## Your objective
Each record needs to be echoed exactly; can you do that?

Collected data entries
###

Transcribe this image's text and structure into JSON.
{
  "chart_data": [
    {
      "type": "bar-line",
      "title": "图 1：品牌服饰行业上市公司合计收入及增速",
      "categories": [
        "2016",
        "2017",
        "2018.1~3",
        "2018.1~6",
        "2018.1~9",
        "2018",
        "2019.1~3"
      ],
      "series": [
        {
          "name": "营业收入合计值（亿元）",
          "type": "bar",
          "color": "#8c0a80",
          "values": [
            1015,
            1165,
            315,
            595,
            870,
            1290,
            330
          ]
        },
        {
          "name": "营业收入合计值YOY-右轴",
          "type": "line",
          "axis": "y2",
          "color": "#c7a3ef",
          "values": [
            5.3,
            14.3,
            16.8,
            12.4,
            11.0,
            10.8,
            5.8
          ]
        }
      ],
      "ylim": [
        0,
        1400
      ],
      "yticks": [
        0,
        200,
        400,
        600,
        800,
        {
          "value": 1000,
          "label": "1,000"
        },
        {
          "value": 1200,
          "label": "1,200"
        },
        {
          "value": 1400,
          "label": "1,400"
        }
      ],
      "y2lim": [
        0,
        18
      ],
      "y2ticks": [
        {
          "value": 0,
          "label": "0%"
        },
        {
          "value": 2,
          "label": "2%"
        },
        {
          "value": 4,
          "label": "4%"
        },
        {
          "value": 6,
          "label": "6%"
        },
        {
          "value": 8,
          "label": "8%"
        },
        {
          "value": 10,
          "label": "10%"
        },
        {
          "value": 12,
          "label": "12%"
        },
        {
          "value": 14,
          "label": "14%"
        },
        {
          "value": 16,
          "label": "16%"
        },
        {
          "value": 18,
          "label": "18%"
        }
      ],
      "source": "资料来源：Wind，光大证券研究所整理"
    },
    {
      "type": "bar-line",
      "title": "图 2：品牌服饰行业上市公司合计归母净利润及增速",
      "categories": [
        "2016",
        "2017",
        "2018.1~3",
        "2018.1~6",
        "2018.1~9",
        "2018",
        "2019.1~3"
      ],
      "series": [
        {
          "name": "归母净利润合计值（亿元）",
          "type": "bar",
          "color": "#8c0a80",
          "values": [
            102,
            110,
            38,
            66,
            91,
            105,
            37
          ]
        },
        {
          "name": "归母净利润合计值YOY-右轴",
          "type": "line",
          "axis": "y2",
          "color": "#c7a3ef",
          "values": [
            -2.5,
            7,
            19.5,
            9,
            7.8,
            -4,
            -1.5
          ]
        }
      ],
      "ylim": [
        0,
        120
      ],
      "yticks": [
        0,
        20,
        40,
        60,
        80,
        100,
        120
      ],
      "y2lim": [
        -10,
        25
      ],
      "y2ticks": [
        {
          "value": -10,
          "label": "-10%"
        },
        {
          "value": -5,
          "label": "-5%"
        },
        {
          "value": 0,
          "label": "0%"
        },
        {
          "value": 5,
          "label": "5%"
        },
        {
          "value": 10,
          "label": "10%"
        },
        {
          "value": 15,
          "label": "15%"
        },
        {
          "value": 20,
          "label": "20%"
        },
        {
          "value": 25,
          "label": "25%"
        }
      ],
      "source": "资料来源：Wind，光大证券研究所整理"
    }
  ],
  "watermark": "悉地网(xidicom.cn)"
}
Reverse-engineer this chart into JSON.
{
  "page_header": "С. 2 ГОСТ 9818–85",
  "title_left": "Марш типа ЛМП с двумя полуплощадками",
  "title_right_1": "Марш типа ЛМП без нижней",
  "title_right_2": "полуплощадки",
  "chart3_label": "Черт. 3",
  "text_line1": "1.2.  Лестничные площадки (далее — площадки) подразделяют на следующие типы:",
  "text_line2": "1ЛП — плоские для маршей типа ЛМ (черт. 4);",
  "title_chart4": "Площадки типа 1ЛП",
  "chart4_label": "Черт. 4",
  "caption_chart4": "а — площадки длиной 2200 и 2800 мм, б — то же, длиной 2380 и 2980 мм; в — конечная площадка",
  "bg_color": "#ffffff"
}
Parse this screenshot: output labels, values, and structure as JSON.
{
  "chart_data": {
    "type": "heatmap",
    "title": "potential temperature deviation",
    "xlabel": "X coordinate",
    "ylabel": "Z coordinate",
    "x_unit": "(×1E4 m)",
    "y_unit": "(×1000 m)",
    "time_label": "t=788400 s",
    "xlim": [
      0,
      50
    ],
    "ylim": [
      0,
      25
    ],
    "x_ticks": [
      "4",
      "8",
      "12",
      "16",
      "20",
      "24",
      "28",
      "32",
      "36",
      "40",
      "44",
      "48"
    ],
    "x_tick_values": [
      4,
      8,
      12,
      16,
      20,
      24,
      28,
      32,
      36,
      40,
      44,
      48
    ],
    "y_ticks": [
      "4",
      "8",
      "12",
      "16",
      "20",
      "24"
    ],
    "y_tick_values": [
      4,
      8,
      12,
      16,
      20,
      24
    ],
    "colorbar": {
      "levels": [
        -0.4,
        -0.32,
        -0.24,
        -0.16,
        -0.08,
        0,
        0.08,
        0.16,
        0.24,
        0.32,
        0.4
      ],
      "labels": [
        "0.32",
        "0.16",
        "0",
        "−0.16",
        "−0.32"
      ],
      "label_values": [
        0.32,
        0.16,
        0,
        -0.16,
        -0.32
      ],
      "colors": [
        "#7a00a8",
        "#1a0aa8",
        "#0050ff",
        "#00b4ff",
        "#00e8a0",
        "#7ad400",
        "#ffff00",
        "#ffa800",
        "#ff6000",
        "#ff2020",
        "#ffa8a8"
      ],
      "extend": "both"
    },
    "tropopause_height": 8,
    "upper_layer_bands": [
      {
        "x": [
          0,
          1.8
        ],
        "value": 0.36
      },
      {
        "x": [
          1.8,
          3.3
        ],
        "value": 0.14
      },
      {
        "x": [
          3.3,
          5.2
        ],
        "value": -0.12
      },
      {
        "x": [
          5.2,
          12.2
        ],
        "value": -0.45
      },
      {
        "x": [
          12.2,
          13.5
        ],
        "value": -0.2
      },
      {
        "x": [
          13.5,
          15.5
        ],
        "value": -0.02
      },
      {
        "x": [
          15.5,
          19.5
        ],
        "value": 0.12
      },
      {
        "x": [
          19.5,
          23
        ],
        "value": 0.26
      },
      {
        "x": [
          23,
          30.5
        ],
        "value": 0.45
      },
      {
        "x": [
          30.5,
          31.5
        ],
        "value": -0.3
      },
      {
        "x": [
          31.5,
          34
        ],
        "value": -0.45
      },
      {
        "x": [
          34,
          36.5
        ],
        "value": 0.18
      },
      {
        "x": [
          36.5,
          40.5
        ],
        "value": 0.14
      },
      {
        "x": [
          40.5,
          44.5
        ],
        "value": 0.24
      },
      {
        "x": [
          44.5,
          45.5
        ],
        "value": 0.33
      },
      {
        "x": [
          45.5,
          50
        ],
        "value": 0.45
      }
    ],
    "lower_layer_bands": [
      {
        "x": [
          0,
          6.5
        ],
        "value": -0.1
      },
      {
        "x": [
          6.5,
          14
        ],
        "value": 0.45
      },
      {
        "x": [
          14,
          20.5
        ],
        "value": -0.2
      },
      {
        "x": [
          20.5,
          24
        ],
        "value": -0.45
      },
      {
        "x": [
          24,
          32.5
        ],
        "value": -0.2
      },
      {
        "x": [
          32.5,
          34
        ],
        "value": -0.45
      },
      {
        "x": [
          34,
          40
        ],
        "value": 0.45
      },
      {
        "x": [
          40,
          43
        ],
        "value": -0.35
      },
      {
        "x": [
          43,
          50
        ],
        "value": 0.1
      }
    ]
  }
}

###

## Exercise output
Transcribe this image's text and structure into JSON.
{
  "chart_data": [
    {
      "type": "bar-line",
      "title": "图 1：品牌服饰行业上市公司合计收入及增速",
      "categories": [
        "2016",
        "2017",
        "2018.1~3",
        "2018.1~6",
        "2018.1~9",
        "2018",
        "2019.1~3"
      ],
      "series": [
        {
          "name": "营业收入合计值（亿元）",
          "type": "bar",
          "color": "#8c0a80",
          "values": [
            1015,
            1165,
            315,
            595,
            870,
            1290,
            330
          ]
        },
        {
          "name": "营业收入合计值YOY-右轴",
          "type": "line",
          "axis": "y2",
          "color": "#c7a3ef",
          "values": [
            5.3,
            14.3,
            16.8,
            12.4,
            11.0,
            10.8,
            5.8
          ]
        }
      ],
      "ylim": [
        0,
        1400
      ],
      "yticks": [
        0,
        200,
        400,
        600,
        800,
        {
          "value": 1000,
          "label": "1,000"
        },
        {
          "value": 1200,
          "label": "1,200"
        },
        {
          "value": 1400,
          "label": "1,400"
        }
      ],
      "y2lim": [
        0,
        18
      ],
      "y2ticks": [
        {
          "value": 0,
          "label": "0%"
        },
        {
          "value": 2,
          "label": "2%"
        },
        {
          "value": 4,
          "label": "4%"
        },
        {
          "value": 6,
          "label": "6%"
        },
        {
          "value": 8,
          "label": "8%"
        },
        {
          "value": 10,
          "label": "10%"
        },
        {
          "value": 12,
          "label": "12%"
        },
        {
          "value": 14,
          "label": "14%"
        },
        {
          "value": 16,
          "label": "16%"
        },
        {
          "value": 18,
          "label": "18%"
        }
      ],
      "source": "资料来源：Wind，光大证券研究所整理"
    },
    {
      "type": "bar-line",
      "title": "图 2：品牌服饰行业上市公司合计归母净利润及增速",
      "categories": [
        "2016",
        "2017",
        "2018.1~3",
        "2018.1~6",
        "2018.1~9",
        "2018",
        "2019.1~3"
      ],
      "series": [
        {
          "name": "归母净利润合计值（亿元）",
          "type": "bar",
          "color": "#8c0a80",
          "values": [
            102,
            110,
            38,
            66,
            91,
            105,
            37
          ]
        },
        {
          "name": "归母净利润合计值YOY-右轴",
          "type": "line",
          "axis": "y2",
          "color": "#c7a3ef",
          "values": [
            -2.5,
            7,
            19.5,
            9,
            7.8,
            -4,
            -1.5
          ]
        }
      ],
      "ylim": [
        0,
        120
      ],
      "yticks": [
        0,
        20,
        40,
        60,
        80,
        100,
        120
      ],
      "y2lim": [
        -10,
        25
      ],
      "y2ticks": [
        {
          "value": -10,
          "label": "-10%"
        },
        {
          "value": -5,
          "label": "-5%"
        },
        {
          "value": 0,
          "label": "0%"
        },
        {
          "value": 5,
          "label": "5%"
        },
        {
          "value": 10,
          "label": "10%"
        },
        {
          "value": 15,
          "label": "15%"
        },
        {
          "value": 20,
          "label": "20%"
        },
        {
          "value": 25,
          "label": "25%"
        }
      ],
      "source": "资料来源：Wind，光大证券研究所整理"
    }
  ],
  "watermark": "悉地网(xidicom.cn)"
}
Reverse-engineer this chart into JSON.
{
  "page_header": "С. 2 ГОСТ 9818–85",
  "title_left": "Марш типа ЛМП с двумя полуплощадками",
  "title_right_1": "Марш типа ЛМП без нижней",
  "title_right_2": "полуплощадки",
  "chart3_label": "Черт. 3",
  "text_line1": "1.2.  Лестничные площадки (далее — площадки) подразделяют на следующие типы:",
  "text_line2": "1ЛП — плоские для маршей типа ЛМ (черт. 4);",
  "title_chart4": "Площадки типа 1ЛП",
  "chart4_label": "Черт. 4",
  "caption_chart4": "а — площадки длиной 2200 и 2800 мм, б — то же, длиной 2380 и 2980 мм; в — конечная площадка",
  "bg_color": "#ffffff"
}
Parse this screenshot: output labels, values, and structure as JSON.
{
  "chart_data": {
    "type": "heatmap",
    "title": "potential temperature deviation",
    "xlabel": "X coordinate",
    "ylabel": "Z coordinate",
    "x_unit": "(×1E4 m)",
    "y_unit": "(×1000 m)",
    "time_label": "t=788400 s",
    "xlim": [
      0,
      50
    ],
    "ylim": [
      0,
      25
    ],
    "x_ticks": [
      "4",
      "8",
      "12",
      "16",
      "20",
      "24",
      "28",
      "32",
      "36",
      "40",
      "44",
      "48"
    ],
    "x_tick_values": [
      4,
      8,
      12,
      16,
      20,
      24,
      28,
      32,
      36,
      40,
      44,
      48
    ],
    "y_ticks": [
      "4",
      "8",
      "12",
      "16",
      "20",
      "24"
    ],
    "y_tick_values": [
      4,
      8,
      12,
      16,
      20,
      24
    ],
    "colorbar": {
      "levels": [
        -0.4,
        -0.32,
        -0.24,
        -0.16,
        -0.08,
        0,
        0.08,
        0.16,
        0.24,
        0.32,
        0.4
      ],
      "labels": [
        "0.32",
        "0.16",
        "0",
        "−0.16",
        "−0.32"
      ],
      "label_values": [
        0.32,
        0.16,
        0,
        -0.16,
        -0.32
      ],
      "colors": [
        "#7a00a8",
        "#1a0aa8",
        "#0050ff",
        "#00b4ff",
        "#00e8a0",
        "#7ad400",
        "#ffff00",
        "#ffa800",
        "#ff6000",
        "#ff2020",
        "#ffa8a8"
      ],
      "extend": "both"
    },
    "tropopause_height": 8,
    "upper_layer_bands": [
      {
        "x": [
          0,
          1.8
        ],
        "value": 0.36
      },
      {
        "x": [
          1.8,
          3.3
        ],
        "value": 0.14
      },
      {
        "x": [
          3.3,
          5.2
        ],
        "value": -0.12
      },
      {
        "x": [
          5.2,
          12.2
        ],
        "value": -0.45
      },
      {
        "x": [
          12.2,
          13.5
        ],
        "value": -0.2
      },
      {
        "x": [
          13.5,
          15.5
        ],
        "value": -0.02
      },
      {
        "x": [
          15.5,
          19.5
        ],
        "value": 0.12
      },
      {
        "x": [
          19.5,
          23
        ],
        "value": 0.26
      },
      {
        "x": [
          23,
          30.5
        ],
        "value": 0.45
      },
      {
        "x": [
          30.5,
          31.5
        ],
        "value": -0.3
      },
      {
        "x": [
          31.5,
          34
        ],
        "value": -0.45
      },
      {
        "x": [
          34,
          36.5
        ],
        "value": 0.18
      },
      {
        "x": [
          36.5,
          40.5
        ],
        "value": 0.14
      },
      {
        "x": [
          40.5,
          44.5
        ],
        "value": 0.24
      },
      {
        "x": [
          44.5,
          45.5
        ],
        "value": 0.33
      },
      {
        "x": [
          45.5,
          50
        ],
        "value": 0.45
      }
    ],
    "lower_layer_bands": [
      {
        "x": [
          0,
          6.5
        ],
        "value": -0.1
      },
      {
        "x": [
          6.5,
          14
        ],
        "value": 0.45
      },
      {
        "x": [
          14,
          20.5
        ],
        "value": -0.2
      },
      {
        "x": [
          20.5,
          24
        ],
        "value": -0.45
      },
      {
        "x": [
          24,
          32.5
        ],
        "value": -0.2
      },
      {
        "x": [
          32.5,
          34
        ],
        "value": -0.45
      },
      {
        "x": [
          34,
          40
        ],
        "value": 0.45
      },
      {
        "x": [
          40,
          43
        ],
        "value": -0.35
      },
      {
        "x": [
          43,
          50
        ],
        "value": 0.1
      }
    ]
  }
}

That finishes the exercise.